In the passage about becoming a Jewish adult, at what point does a Jewish child become Bar/Bat Mitzvah?

*** Opening Passage ***

Becoming an adult (Jew). B/BM is a rite of passage from child to adult. It is undoubtedly a Jewish rite, but it does not necessarily create a Jewish adult. The Jewish elements of B/BM lay over the ritual, but may not infuse the participants. A Jewish child becomes Bar/Bat Mitzvah on the occasion of the thirteenth birthday, exactly in the same way an American becomes eligible to vote on the eighteenth birthday, or to buy a drink at a bar at twenty-one. It is automatic, occurring whether the person acts on the new status or not. There are thus no minimum requirements or expectations.

Jewish parents—or, not infrequently, the Jewish grandparents whose child has married a non-Jew—feel a powerful need to acknowledge the sheer chronological fact of B/BM with a public observance. The impulse is certainly social and psychological. The idea of B/BM at or around the age of thirteen is both historic and widespread. It is just what Jews do! The critical component for many is the public celebration; it is the gathering, the party. After all, what a child does to become B/BM is turn thirteen. Any other expectations are purely voluntary.

What I am describing is, of course, a form of Jewish identity with virtually no content. Yet, B/BM can be such, and in a significant number of instances is such. In commenting on my own approach to B/BM at Vassar Temple, I made the congregation an important participant in the observance. Quite a few families simply find a hall, hire a rabbi, secure a Torah scroll, and have a celebration in which no congregation is in sight.

*** Closing Passage ***
*** Opening Exercise data ***

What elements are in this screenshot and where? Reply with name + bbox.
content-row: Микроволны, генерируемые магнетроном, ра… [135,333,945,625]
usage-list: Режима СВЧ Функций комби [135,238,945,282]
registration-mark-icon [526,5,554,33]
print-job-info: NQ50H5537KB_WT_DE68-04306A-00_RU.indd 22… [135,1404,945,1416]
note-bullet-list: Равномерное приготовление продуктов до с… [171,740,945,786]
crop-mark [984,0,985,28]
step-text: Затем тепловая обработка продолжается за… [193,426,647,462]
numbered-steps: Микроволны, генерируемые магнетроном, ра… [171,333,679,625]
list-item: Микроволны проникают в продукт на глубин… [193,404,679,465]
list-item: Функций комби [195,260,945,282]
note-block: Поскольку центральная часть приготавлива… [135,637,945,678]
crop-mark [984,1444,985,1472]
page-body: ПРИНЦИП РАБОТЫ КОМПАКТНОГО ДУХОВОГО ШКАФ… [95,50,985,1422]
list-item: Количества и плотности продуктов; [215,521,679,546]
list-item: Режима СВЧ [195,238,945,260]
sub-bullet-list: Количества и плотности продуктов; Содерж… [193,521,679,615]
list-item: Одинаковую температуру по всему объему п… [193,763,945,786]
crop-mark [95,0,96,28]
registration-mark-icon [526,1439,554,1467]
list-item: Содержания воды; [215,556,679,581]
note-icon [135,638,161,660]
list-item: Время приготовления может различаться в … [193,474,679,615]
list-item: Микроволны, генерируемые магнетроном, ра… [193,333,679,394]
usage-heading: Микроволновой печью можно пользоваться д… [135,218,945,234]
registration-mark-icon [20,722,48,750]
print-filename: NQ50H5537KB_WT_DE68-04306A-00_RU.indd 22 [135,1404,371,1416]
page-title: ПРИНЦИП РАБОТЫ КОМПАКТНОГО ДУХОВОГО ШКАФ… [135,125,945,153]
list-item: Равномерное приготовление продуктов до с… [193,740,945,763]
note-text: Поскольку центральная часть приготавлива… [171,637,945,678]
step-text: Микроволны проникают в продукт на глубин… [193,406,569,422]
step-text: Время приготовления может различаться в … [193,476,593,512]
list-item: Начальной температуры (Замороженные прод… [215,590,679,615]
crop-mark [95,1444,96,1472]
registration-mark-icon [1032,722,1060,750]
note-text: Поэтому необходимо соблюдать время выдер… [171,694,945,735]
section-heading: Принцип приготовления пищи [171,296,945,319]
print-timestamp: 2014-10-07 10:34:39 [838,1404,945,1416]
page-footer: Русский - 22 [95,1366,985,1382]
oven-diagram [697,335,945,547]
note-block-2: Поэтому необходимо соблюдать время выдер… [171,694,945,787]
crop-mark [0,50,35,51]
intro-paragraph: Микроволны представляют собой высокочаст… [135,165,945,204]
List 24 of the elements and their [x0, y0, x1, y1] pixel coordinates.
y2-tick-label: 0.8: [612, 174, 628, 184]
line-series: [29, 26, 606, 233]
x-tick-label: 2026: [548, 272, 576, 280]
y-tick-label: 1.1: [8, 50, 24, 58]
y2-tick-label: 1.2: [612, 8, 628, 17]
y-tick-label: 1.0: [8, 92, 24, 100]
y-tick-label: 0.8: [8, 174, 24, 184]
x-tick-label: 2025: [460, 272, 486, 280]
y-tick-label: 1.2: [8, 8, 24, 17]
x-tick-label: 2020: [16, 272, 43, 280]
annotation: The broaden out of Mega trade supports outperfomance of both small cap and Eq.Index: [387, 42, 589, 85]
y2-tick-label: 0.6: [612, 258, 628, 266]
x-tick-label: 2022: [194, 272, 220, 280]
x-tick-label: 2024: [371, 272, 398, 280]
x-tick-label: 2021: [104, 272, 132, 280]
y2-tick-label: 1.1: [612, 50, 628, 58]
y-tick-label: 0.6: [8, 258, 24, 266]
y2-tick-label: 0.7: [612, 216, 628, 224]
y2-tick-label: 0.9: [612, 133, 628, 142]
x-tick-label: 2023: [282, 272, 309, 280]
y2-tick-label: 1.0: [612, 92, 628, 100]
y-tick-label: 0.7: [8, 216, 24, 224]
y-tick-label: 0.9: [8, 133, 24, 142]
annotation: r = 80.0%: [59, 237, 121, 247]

*** Closing Exercise data ***

**Response to this exercise:** On the thirteenth birthday.